* [TASK INSTRUCTIONS]:
Please turn all the lines below into a numbered list, skipping blank lines and leaving the pictures out.
<<<<
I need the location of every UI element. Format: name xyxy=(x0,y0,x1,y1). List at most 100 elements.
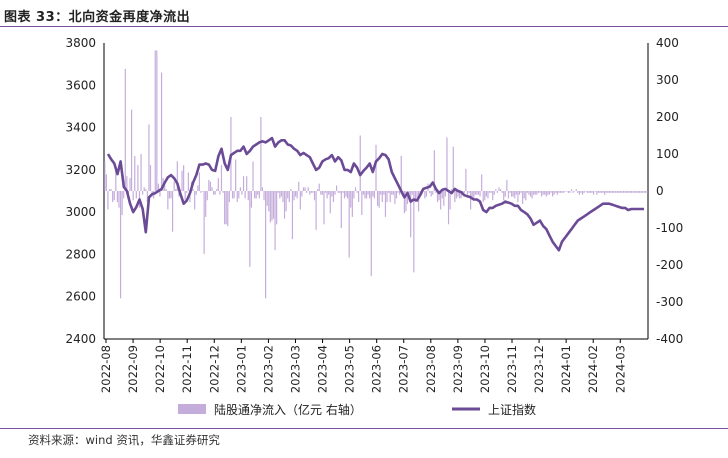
flow-bar xyxy=(134,155,136,191)
left-axis-tick-label: 3400 xyxy=(65,121,96,135)
flow-bar xyxy=(142,191,144,195)
flow-bar xyxy=(585,191,587,192)
flow-bar xyxy=(370,191,372,277)
flow-bar xyxy=(189,191,191,203)
flow-bar xyxy=(473,191,475,199)
right-axis-tick-label: 0 xyxy=(656,184,664,198)
flow-bar xyxy=(392,191,394,195)
flow-bar xyxy=(294,191,297,197)
flow-bar xyxy=(540,191,543,197)
flow-bar xyxy=(307,187,309,191)
flow-bar xyxy=(242,176,245,191)
flow-bar xyxy=(643,191,645,193)
flow-bar xyxy=(414,191,417,203)
flow-bar xyxy=(488,191,491,193)
flow-bar xyxy=(575,189,577,191)
x-axis-tick-label: 2023-05 xyxy=(343,345,357,393)
flow-bar xyxy=(339,191,341,193)
flow-bar xyxy=(356,191,358,193)
flow-bar xyxy=(345,191,347,197)
flow-bar xyxy=(381,191,383,203)
flow-bar xyxy=(108,189,111,191)
flow-bar xyxy=(299,191,301,210)
flow-bar xyxy=(222,191,224,193)
flow-bar xyxy=(496,191,499,193)
flow-bar xyxy=(470,191,472,210)
flow-bar xyxy=(405,191,407,212)
x-axis-tick-label: 2022-11 xyxy=(180,345,194,393)
flow-bar xyxy=(536,191,538,195)
flow-bar xyxy=(507,191,510,199)
flow-bar xyxy=(272,191,275,219)
flow-bar xyxy=(517,191,519,203)
flow-bar xyxy=(148,124,150,191)
flow-bar xyxy=(499,189,502,191)
flow-bar xyxy=(290,189,292,191)
flow-bar xyxy=(400,155,402,191)
flow-bar xyxy=(224,191,226,225)
flow-bar xyxy=(547,191,549,195)
flow-bar xyxy=(119,191,122,299)
flow-bar xyxy=(545,191,547,197)
flow-bar xyxy=(187,172,189,191)
flow-bar xyxy=(263,191,265,201)
flow-bar xyxy=(458,191,461,199)
flow-bar xyxy=(302,187,305,191)
legend-bar-swatch xyxy=(178,404,206,414)
flow-bar xyxy=(306,191,308,193)
flow-bar xyxy=(235,159,237,191)
flow-bar xyxy=(348,191,350,258)
source-divider xyxy=(0,428,728,429)
flow-bar xyxy=(280,191,282,197)
flow-bar xyxy=(291,191,294,240)
flow-bar xyxy=(276,191,278,225)
flow-bar xyxy=(528,191,530,195)
flow-bar xyxy=(604,191,606,195)
flow-bar xyxy=(578,191,581,195)
flow-bar xyxy=(214,191,216,195)
flow-bar xyxy=(525,191,527,201)
flow-bar xyxy=(611,191,614,193)
flow-bar xyxy=(399,191,401,195)
flow-bar xyxy=(443,191,445,206)
flow-bar xyxy=(634,191,636,193)
flow-bar xyxy=(219,191,221,195)
flow-bar xyxy=(641,191,644,193)
flow-bar xyxy=(599,191,601,193)
flow-bar xyxy=(416,191,418,199)
flow-bar xyxy=(413,191,415,273)
flow-bar xyxy=(596,191,598,195)
flow-bar xyxy=(424,191,426,199)
flow-bar xyxy=(492,191,494,201)
flow-bar xyxy=(602,191,604,193)
x-axis-tick-label: 2024-01 xyxy=(559,345,573,393)
flow-bar xyxy=(629,191,631,193)
flow-bar xyxy=(156,50,158,192)
flow-bar xyxy=(542,191,544,195)
flow-bar xyxy=(626,191,628,193)
flow-bar xyxy=(116,191,118,203)
flow-bar xyxy=(283,191,286,219)
flow-bar xyxy=(619,191,622,193)
flow-bar xyxy=(140,154,142,191)
flow-bar xyxy=(466,191,469,195)
flow-bar xyxy=(411,191,413,195)
left-axis-tick-label: 2800 xyxy=(65,247,96,261)
right-axis-tick-label: 200 xyxy=(656,110,679,124)
flow-bar xyxy=(331,191,333,197)
flow-bar xyxy=(309,191,311,195)
x-axis-tick-label: 2023-10 xyxy=(478,345,492,393)
x-axis-tick-label: 2022-08 xyxy=(99,345,113,393)
flow-bar xyxy=(342,191,344,193)
flow-bar xyxy=(526,191,528,193)
flow-bar xyxy=(200,191,202,193)
left-axis-tick-label: 3600 xyxy=(65,78,96,92)
flow-bar xyxy=(506,179,508,191)
flow-bar xyxy=(481,174,483,191)
flow-bar xyxy=(324,191,327,193)
flow-bar xyxy=(249,191,251,267)
flow-bar xyxy=(577,191,579,193)
flow-bar xyxy=(340,191,342,228)
flow-bar xyxy=(211,187,213,191)
flow-bar xyxy=(588,191,590,193)
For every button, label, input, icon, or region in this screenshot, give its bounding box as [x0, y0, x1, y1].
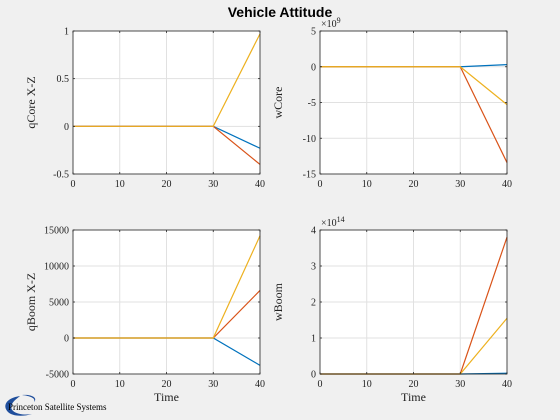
>>>>
* [TASK RESPONSE]:
1. I need the location of every UI element. Format: name xyxy=(x0,y0,x1,y1). List at most 100 elements.
2. flow-bar xyxy=(134,155,136,191)
3. left-axis-tick-label: 3400 xyxy=(65,121,96,135)
4. flow-bar xyxy=(142,191,144,195)
5. flow-bar xyxy=(585,191,587,192)
6. flow-bar xyxy=(370,191,372,277)
7. flow-bar xyxy=(189,191,191,203)
8. flow-bar xyxy=(473,191,475,199)
9. right-axis-tick-label: 0 xyxy=(656,184,664,198)
10. flow-bar xyxy=(392,191,394,195)
11. flow-bar xyxy=(294,191,297,197)
12. flow-bar xyxy=(540,191,543,197)
13. flow-bar xyxy=(307,187,309,191)
14. flow-bar xyxy=(242,176,245,191)
15. flow-bar xyxy=(643,191,645,193)
16. flow-bar xyxy=(414,191,417,203)
17. flow-bar xyxy=(488,191,491,193)
18. flow-bar xyxy=(575,189,577,191)
19. x-axis-tick-label: 2023-05 xyxy=(343,345,357,393)
20. flow-bar xyxy=(339,191,341,193)
21. flow-bar xyxy=(356,191,358,193)
22. flow-bar xyxy=(345,191,347,197)
23. flow-bar xyxy=(381,191,383,203)
24. flow-bar xyxy=(108,189,111,191)
25. flow-bar xyxy=(299,191,301,210)
26. flow-bar xyxy=(222,191,224,193)
27. flow-bar xyxy=(496,191,499,193)
28. flow-bar xyxy=(470,191,472,210)
29. flow-bar xyxy=(405,191,407,212)
30. x-axis-tick-label: 2022-11 xyxy=(180,345,194,393)
31. flow-bar xyxy=(536,191,538,195)
32. flow-bar xyxy=(507,191,510,199)
33. flow-bar xyxy=(272,191,275,219)
34. flow-bar xyxy=(517,191,519,203)
35. flow-bar xyxy=(148,124,150,191)
36. flow-bar xyxy=(499,189,502,191)
37. flow-bar xyxy=(290,189,292,191)
38. flow-bar xyxy=(400,155,402,191)
39. flow-bar xyxy=(224,191,226,225)
40. flow-bar xyxy=(547,191,549,195)
41. flow-bar xyxy=(119,191,122,299)
42. flow-bar xyxy=(545,191,547,197)
43. flow-bar xyxy=(187,172,189,191)
44. flow-bar xyxy=(263,191,265,201)
45. flow-bar xyxy=(458,191,461,199)
46. flow-bar xyxy=(302,187,305,191)
47. legend-bar-swatch xyxy=(178,404,206,414)
48. flow-bar xyxy=(306,191,308,193)
49. flow-bar xyxy=(235,159,237,191)
50. flow-bar xyxy=(348,191,350,258)
51. source-divider xyxy=(0,428,728,429)
52. flow-bar xyxy=(280,191,282,197)
53. flow-bar xyxy=(291,191,294,240)
54. flow-bar xyxy=(276,191,278,225)
55. flow-bar xyxy=(528,191,530,195)
56. flow-bar xyxy=(604,191,606,195)
57. flow-bar xyxy=(578,191,581,195)
58. flow-bar xyxy=(214,191,216,195)
59. flow-bar xyxy=(525,191,527,201)
60. flow-bar xyxy=(611,191,614,193)
61. flow-bar xyxy=(399,191,401,195)
62. flow-bar xyxy=(443,191,445,206)
63. flow-bar xyxy=(634,191,636,193)
64. flow-bar xyxy=(219,191,221,195)
65. flow-bar xyxy=(641,191,644,193)
66. flow-bar xyxy=(599,191,601,193)
67. flow-bar xyxy=(416,191,418,199)
68. flow-bar xyxy=(413,191,415,273)
69. flow-bar xyxy=(596,191,598,195)
70. flow-bar xyxy=(424,191,426,199)
71. flow-bar xyxy=(492,191,494,201)
72. flow-bar xyxy=(602,191,604,193)
73. x-axis-tick-label: 2024-01 xyxy=(559,345,573,393)
74. flow-bar xyxy=(629,191,631,193)
75. flow-bar xyxy=(156,50,158,192)
76. flow-bar xyxy=(542,191,544,195)
77. flow-bar xyxy=(626,191,628,193)
78. flow-bar xyxy=(116,191,118,203)
79. flow-bar xyxy=(283,191,286,219)
80. flow-bar xyxy=(619,191,622,193)
81. flow-bar xyxy=(140,154,142,191)
82. flow-bar xyxy=(466,191,469,195)
83. flow-bar xyxy=(411,191,413,195)
84. left-axis-tick-label: 2800 xyxy=(65,247,96,261)
85. right-axis-tick-label: 200 xyxy=(656,110,679,124)
86. flow-bar xyxy=(331,191,333,197)
87. flow-bar xyxy=(309,191,311,195)
88. x-axis-tick-label: 2023-10 xyxy=(478,345,492,393)
89. x-axis-tick-label: 2022-08 xyxy=(99,345,113,393)
90. flow-bar xyxy=(342,191,344,193)
91. flow-bar xyxy=(526,191,528,193)
92. flow-bar xyxy=(200,191,202,193)
93. left-axis-tick-label: 3600 xyxy=(65,78,96,92)
94. flow-bar xyxy=(506,179,508,191)
95. flow-bar xyxy=(481,174,483,191)
96. flow-bar xyxy=(324,191,327,193)
97. flow-bar xyxy=(249,191,251,267)
98. flow-bar xyxy=(577,191,579,193)
99. flow-bar xyxy=(340,191,342,228)
100. flow-bar xyxy=(211,187,213,191)
101. flow-bar xyxy=(588,191,590,193)
102. For every button, label, input, icon, or region in this screenshot, give its bounding box as [x0, y0, x1, y1].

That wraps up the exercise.